**TASK DIRECTIONS**
Everything in the data should be repeated exactly, save for the images.
**** MATERIAL
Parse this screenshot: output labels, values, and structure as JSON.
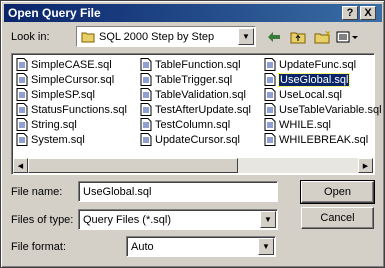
{
  "window": {
    "title": "Open Query File",
    "help_glyph": "?",
    "close_glyph": "X"
  },
  "look_in": {
    "label": "Look in:",
    "value": "SQL 2000 Step by Step",
    "folder_icon": "folder-icon"
  },
  "toolbar": {
    "icons": [
      "back-arrow-icon",
      "up-folder-icon",
      "new-folder-icon",
      "view-menu-icon"
    ]
  },
  "files": {
    "columns": [
      [
        "SimpleCASE.sql",
        "SimpleCursor.sql",
        "SimpleSP.sql",
        "StatusFunctions.sql",
        "String.sql",
        "System.sql"
      ],
      [
        "TableFunction.sql",
        "TableTrigger.sql",
        "TableValidation.sql",
        "TestAfterUpdate.sql",
        "TestColumn.sql",
        "UpdateCursor.sql"
      ],
      [
        "UpdateFunc.sql",
        "UseGlobal.sql",
        "UseLocal.sql",
        "UseTableVariable.sql",
        "WHILE.sql",
        "WHILEBREAK.sql"
      ]
    ],
    "selected": "UseGlobal.sql"
  },
  "file_name": {
    "label": "File name:",
    "value": "UseGlobal.sql"
  },
  "files_of_type": {
    "label": "Files of type:",
    "value": "Query Files (*.sql)"
  },
  "file_format": {
    "label": "File format:",
    "value": "Auto"
  },
  "buttons": {
    "open": "Open",
    "cancel": "Cancel"
  }
}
********
**WRITTEN RESPONSE**
Parse this screenshot: output labels, values, and structure as JSON.
{
  "window": {
    "title": "Open Query File",
    "help_glyph": "?",
    "close_glyph": "X"
  },
  "look_in": {
    "label": "Look in:",
    "value": "SQL 2000 Step by Step",
    "folder_icon": "folder-icon"
  },
  "toolbar": {
    "icons": [
      "back-arrow-icon",
      "up-folder-icon",
      "new-folder-icon",
      "view-menu-icon"
    ]
  },
  "files": {
    "columns": [
      [
        "SimpleCASE.sql",
        "SimpleCursor.sql",
        "SimpleSP.sql",
        "StatusFunctions.sql",
        "String.sql",
        "System.sql"
      ],
      [
        "TableFunction.sql",
        "TableTrigger.sql",
        "TableValidation.sql",
        "TestAfterUpdate.sql",
        "TestColumn.sql",
        "UpdateCursor.sql"
      ],
      [
        "UpdateFunc.sql",
        "UseGlobal.sql",
        "UseLocal.sql",
        "UseTableVariable.sql",
        "WHILE.sql",
        "WHILEBREAK.sql"
      ]
    ],
    "selected": "UseGlobal.sql"
  },
  "file_name": {
    "label": "File name:",
    "value": "UseGlobal.sql"
  },
  "files_of_type": {
    "label": "Files of type:",
    "value": "Query Files (*.sql)"
  },
  "file_format": {
    "label": "File format:",
    "value": "Auto"
  },
  "buttons": {
    "open": "Open",
    "cancel": "Cancel"
  }
}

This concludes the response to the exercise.